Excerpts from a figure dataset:
◇ ◇ ◇

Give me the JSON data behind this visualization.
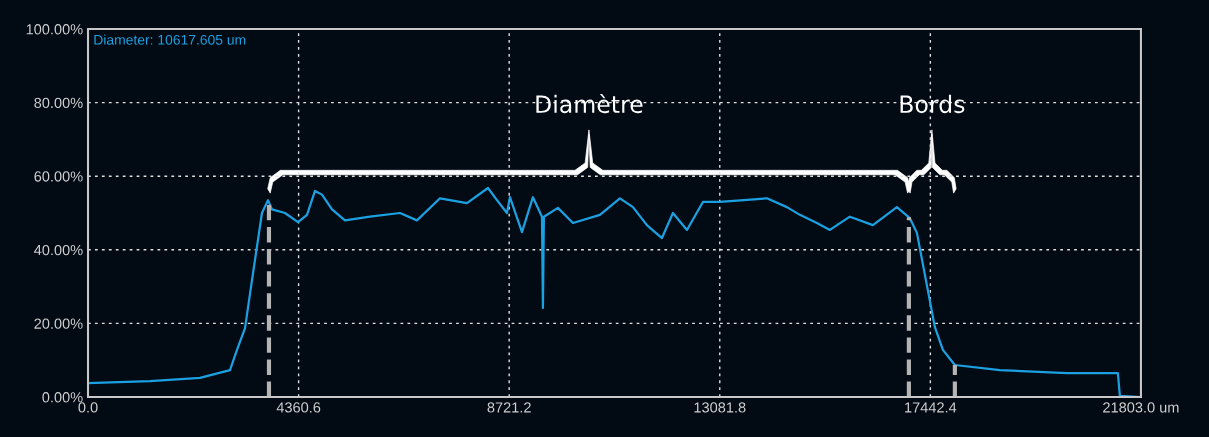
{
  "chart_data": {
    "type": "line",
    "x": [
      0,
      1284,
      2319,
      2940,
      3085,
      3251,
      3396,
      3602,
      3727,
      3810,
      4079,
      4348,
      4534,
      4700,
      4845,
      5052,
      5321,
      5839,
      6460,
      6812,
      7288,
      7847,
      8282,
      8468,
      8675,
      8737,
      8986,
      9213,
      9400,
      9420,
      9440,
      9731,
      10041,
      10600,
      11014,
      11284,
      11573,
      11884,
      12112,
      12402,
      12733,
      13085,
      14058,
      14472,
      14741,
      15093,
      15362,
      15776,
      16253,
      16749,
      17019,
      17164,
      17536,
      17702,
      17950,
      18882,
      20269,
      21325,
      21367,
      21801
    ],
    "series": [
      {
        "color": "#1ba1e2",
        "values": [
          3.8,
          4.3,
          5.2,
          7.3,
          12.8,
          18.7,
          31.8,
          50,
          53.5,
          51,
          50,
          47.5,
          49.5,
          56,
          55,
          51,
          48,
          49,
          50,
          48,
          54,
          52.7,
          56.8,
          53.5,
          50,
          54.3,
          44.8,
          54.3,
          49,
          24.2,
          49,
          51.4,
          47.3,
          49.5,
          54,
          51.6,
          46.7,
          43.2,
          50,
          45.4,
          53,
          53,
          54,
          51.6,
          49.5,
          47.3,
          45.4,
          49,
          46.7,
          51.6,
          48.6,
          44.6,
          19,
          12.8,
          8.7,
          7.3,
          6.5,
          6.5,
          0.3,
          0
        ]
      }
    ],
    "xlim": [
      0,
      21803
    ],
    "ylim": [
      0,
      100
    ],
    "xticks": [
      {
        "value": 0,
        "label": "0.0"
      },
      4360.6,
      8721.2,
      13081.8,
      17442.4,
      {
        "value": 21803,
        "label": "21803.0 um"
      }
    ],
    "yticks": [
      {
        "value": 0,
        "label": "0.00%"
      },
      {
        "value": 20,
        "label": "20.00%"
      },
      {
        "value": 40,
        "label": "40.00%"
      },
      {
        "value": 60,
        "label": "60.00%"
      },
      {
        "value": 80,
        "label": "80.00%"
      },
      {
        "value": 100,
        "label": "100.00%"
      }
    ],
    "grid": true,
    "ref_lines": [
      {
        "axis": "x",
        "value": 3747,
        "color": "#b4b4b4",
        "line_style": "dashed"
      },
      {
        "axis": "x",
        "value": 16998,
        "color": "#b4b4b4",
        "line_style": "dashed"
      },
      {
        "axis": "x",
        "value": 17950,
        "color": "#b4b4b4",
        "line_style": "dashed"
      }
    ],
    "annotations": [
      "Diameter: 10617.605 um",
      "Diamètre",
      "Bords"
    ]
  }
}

◇ ◇ ◇

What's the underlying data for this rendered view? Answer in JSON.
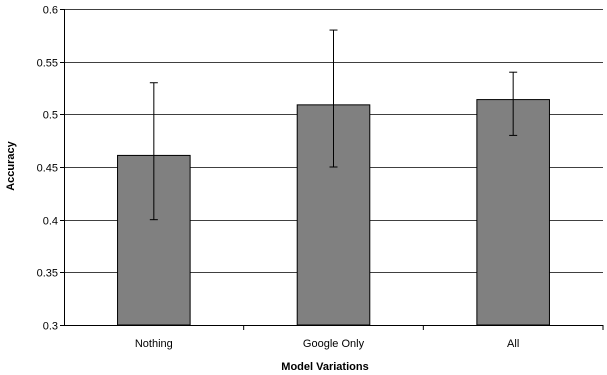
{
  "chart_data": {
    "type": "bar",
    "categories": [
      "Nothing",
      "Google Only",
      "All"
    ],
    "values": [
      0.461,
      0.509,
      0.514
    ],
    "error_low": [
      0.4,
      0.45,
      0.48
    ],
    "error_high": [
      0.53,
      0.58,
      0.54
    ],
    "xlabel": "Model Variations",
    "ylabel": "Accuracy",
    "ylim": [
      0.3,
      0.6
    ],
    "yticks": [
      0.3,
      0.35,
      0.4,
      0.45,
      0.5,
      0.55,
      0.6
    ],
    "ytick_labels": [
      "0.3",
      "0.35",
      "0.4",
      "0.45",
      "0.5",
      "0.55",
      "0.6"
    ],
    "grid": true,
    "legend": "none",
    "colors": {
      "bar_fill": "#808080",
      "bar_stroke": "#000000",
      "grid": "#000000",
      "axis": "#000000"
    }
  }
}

◇ ◇ ◇

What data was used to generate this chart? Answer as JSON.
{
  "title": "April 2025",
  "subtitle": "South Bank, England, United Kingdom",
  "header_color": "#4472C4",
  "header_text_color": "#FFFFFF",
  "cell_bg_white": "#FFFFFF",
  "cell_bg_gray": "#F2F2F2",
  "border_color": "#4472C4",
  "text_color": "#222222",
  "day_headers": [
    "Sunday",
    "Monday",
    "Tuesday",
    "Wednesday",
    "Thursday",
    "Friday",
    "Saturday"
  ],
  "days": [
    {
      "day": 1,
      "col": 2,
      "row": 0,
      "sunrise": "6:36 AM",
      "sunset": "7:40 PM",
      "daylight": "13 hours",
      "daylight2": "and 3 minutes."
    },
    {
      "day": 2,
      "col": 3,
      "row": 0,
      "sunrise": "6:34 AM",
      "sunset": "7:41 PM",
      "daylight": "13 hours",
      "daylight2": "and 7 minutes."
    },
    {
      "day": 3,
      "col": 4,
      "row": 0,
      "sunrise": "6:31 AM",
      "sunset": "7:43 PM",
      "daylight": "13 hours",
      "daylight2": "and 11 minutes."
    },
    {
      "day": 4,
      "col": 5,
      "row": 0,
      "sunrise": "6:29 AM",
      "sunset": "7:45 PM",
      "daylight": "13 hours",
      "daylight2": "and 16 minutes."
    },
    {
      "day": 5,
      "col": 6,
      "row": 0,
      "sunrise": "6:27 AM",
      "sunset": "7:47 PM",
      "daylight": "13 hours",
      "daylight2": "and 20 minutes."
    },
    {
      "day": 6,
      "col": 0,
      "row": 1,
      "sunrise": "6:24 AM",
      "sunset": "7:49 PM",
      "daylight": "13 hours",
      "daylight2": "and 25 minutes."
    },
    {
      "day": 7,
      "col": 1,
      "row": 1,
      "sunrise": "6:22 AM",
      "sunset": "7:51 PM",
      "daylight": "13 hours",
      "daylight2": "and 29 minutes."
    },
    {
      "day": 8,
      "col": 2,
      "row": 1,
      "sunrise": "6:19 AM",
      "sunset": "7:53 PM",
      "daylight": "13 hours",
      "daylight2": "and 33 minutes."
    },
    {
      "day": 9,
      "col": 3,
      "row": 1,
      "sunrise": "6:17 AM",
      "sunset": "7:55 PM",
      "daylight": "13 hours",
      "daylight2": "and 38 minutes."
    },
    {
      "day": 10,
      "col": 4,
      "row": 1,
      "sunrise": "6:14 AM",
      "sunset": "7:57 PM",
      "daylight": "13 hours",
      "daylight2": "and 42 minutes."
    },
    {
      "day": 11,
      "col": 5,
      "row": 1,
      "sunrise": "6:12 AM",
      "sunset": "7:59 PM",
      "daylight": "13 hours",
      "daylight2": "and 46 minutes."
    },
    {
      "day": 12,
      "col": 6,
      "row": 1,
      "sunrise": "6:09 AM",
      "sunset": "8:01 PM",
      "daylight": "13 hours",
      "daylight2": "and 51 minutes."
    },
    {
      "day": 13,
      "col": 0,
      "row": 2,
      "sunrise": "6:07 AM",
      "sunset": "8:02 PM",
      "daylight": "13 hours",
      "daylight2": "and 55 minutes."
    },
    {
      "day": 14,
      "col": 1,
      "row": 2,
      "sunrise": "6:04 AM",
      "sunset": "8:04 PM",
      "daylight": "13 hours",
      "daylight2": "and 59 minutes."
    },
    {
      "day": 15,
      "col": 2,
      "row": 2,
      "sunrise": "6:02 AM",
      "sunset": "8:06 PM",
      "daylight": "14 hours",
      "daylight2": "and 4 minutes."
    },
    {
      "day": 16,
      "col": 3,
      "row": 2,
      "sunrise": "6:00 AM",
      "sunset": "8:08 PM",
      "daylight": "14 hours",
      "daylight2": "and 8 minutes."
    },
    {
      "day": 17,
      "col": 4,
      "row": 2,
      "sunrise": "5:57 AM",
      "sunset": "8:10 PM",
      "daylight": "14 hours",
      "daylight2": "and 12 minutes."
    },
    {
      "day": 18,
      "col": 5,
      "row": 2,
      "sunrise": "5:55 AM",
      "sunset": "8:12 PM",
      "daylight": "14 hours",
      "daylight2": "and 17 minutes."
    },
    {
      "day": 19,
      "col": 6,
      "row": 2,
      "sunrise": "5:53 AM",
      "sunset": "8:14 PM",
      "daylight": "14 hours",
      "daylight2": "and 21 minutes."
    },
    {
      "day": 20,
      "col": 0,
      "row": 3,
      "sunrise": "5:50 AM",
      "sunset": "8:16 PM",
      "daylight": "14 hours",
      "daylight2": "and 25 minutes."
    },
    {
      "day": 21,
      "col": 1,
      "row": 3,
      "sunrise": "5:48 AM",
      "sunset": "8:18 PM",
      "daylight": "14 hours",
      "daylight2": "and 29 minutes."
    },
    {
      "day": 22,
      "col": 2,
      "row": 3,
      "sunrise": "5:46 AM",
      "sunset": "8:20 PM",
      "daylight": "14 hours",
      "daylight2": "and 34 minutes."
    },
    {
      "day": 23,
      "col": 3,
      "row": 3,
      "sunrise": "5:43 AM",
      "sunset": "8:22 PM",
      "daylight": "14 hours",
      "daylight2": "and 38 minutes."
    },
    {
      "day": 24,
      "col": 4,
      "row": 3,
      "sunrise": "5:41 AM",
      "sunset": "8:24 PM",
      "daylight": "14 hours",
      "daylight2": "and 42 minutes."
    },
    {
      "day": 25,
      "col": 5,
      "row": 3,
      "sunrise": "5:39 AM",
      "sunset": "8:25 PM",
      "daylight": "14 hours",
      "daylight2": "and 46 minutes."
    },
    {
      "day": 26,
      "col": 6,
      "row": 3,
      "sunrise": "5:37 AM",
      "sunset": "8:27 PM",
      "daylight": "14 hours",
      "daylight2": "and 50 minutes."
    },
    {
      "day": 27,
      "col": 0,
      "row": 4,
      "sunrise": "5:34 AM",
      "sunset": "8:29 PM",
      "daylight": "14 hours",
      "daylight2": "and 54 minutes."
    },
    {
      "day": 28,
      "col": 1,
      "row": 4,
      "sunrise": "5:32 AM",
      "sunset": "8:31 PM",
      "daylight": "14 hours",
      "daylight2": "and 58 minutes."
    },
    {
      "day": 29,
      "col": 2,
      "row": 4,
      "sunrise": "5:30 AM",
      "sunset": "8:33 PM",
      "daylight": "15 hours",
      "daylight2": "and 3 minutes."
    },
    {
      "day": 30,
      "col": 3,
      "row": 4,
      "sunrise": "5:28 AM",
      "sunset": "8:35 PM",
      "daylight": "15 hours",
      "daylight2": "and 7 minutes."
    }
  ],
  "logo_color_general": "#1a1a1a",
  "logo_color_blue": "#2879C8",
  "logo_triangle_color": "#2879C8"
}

◇ ◇ ◇

#### [What you will do]
Which lines hold the word "FFFFFF"? Copy every one of them.

#### [Problem solution]
  "header_text_color": "#FFFFFF",
  "cell_bg_white": "#FFFFFF",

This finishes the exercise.